Aim of the task ▸ Because only the text is wanted, repeat the records below exactly and omit the pictures.

Record set ▸
--*--
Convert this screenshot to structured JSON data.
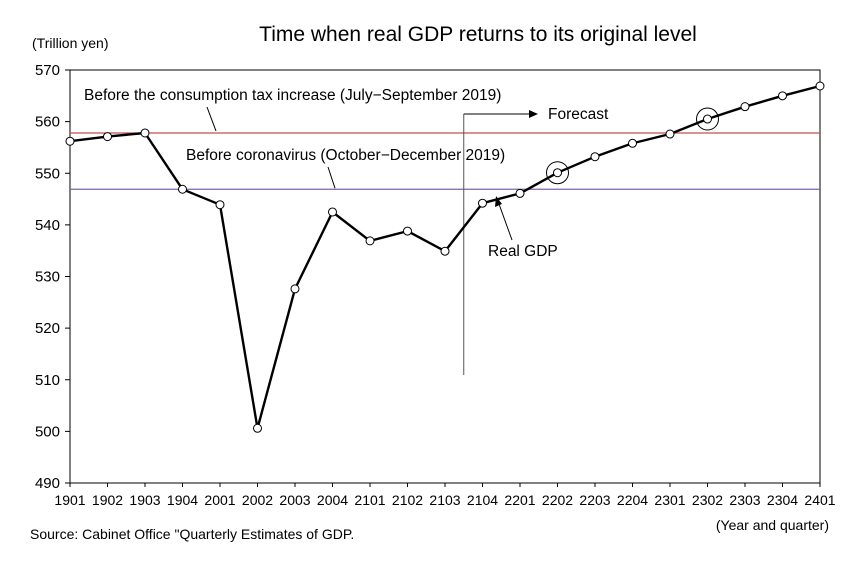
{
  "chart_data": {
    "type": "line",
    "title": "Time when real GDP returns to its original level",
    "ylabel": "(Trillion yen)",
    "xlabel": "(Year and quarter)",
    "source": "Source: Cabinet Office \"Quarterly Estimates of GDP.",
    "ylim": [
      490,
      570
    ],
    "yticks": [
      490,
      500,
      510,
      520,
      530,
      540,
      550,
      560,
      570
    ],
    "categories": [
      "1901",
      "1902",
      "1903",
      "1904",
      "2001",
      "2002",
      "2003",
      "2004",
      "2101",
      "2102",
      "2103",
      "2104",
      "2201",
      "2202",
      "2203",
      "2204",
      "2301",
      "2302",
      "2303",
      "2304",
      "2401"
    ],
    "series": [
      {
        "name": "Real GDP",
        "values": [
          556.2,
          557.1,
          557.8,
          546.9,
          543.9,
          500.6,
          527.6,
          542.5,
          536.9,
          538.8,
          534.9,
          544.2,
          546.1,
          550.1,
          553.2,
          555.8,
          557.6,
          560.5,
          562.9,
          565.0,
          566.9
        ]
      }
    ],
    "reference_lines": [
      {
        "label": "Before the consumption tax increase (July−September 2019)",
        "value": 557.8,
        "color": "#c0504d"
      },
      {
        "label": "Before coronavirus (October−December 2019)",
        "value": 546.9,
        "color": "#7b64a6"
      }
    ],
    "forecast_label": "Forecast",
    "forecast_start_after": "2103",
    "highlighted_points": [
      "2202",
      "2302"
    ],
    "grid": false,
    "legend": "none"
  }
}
--*--
Your solution ▸
Convert this screenshot to structured JSON data.
{
  "chart_data": {
    "type": "line",
    "title": "Time when real GDP returns to its original level",
    "ylabel": "(Trillion yen)",
    "xlabel": "(Year and quarter)",
    "source": "Source: Cabinet Office \"Quarterly Estimates of GDP.",
    "ylim": [
      490,
      570
    ],
    "yticks": [
      490,
      500,
      510,
      520,
      530,
      540,
      550,
      560,
      570
    ],
    "categories": [
      "1901",
      "1902",
      "1903",
      "1904",
      "2001",
      "2002",
      "2003",
      "2004",
      "2101",
      "2102",
      "2103",
      "2104",
      "2201",
      "2202",
      "2203",
      "2204",
      "2301",
      "2302",
      "2303",
      "2304",
      "2401"
    ],
    "series": [
      {
        "name": "Real GDP",
        "values": [
          556.2,
          557.1,
          557.8,
          546.9,
          543.9,
          500.6,
          527.6,
          542.5,
          536.9,
          538.8,
          534.9,
          544.2,
          546.1,
          550.1,
          553.2,
          555.8,
          557.6,
          560.5,
          562.9,
          565.0,
          566.9
        ]
      }
    ],
    "reference_lines": [
      {
        "label": "Before the consumption tax increase (July−September 2019)",
        "value": 557.8,
        "color": "#c0504d"
      },
      {
        "label": "Before coronavirus (October−December 2019)",
        "value": 546.9,
        "color": "#7b64a6"
      }
    ],
    "forecast_label": "Forecast",
    "forecast_start_after": "2103",
    "highlighted_points": [
      "2202",
      "2302"
    ],
    "grid": false,
    "legend": "none"
  }
}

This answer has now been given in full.